» **SOURCE RECORDS**
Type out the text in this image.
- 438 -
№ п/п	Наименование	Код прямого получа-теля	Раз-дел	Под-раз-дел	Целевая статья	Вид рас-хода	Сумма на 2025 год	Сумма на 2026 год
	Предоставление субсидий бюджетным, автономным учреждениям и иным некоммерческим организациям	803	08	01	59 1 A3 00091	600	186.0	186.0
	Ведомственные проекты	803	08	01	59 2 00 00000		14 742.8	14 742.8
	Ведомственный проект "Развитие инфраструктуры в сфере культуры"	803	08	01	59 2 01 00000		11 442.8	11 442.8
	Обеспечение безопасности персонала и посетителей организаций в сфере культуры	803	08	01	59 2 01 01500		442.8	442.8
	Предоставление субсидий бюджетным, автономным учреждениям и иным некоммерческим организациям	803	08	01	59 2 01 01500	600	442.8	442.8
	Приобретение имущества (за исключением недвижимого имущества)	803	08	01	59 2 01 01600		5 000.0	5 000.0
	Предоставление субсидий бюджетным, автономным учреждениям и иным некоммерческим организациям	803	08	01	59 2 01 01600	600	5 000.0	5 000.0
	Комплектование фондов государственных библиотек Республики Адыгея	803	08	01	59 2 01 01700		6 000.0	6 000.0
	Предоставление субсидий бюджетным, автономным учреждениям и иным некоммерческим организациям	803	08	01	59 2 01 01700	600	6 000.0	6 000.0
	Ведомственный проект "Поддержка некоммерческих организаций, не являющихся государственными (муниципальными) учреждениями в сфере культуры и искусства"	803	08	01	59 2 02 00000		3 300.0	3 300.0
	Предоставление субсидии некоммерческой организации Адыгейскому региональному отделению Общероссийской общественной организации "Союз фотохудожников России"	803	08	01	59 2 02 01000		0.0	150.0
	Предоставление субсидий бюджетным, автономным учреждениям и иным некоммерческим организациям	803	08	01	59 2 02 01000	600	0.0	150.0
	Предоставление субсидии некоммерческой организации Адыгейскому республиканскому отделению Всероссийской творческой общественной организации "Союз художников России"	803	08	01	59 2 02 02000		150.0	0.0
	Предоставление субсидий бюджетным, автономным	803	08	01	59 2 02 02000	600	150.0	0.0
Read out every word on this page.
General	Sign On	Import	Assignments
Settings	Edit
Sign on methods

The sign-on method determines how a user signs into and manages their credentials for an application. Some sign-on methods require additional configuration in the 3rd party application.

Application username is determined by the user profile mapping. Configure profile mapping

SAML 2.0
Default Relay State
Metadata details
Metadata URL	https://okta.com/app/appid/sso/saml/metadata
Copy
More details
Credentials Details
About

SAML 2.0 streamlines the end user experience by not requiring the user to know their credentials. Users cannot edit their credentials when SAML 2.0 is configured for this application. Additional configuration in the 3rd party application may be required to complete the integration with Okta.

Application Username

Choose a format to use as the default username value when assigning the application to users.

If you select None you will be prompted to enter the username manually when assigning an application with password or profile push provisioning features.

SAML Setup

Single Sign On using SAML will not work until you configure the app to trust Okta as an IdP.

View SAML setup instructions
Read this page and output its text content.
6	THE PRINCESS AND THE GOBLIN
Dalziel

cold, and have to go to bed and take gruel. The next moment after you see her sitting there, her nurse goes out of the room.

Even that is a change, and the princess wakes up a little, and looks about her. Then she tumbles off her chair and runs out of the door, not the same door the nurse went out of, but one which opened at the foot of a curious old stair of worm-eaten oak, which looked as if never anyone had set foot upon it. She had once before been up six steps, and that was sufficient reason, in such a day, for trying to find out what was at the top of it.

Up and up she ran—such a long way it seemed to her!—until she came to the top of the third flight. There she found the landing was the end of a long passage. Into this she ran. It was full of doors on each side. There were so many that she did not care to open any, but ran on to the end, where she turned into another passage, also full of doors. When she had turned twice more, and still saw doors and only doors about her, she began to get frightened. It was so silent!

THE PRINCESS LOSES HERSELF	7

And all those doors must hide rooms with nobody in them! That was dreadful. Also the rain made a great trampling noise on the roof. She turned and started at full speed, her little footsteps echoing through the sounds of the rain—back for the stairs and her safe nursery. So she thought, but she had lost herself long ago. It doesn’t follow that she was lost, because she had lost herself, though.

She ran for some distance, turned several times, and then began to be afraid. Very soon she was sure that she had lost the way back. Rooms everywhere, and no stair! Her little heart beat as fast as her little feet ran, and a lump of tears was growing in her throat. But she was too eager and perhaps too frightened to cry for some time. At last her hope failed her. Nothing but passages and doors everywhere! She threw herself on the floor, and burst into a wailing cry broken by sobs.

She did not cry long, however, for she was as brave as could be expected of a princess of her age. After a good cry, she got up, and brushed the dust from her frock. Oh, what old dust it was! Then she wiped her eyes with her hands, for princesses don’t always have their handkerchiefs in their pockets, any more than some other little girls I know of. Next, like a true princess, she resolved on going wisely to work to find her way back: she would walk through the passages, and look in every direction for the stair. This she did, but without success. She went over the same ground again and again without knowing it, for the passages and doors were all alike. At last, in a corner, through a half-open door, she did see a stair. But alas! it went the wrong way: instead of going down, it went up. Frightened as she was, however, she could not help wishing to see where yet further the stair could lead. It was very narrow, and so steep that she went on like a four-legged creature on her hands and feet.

» **PROBLEM STATEMENT**
In the entries above, locate every line with the word "Союз" and copy it.

» **OUTPUT BELOW**
	Предоставление субсидии некоммерческой организации Адыгейскому региональному отделению Общероссийской общественной организации "Союз фотохудожников России"	803	08	01	59 2 02 01000		0.0	150.0
	Предоставление субсидии некоммерческой организации Адыгейскому республиканскому отделению Всероссийской творческой общественной организации "Союз художников России"	803	08	01	59 2 02 02000		150.0	0.0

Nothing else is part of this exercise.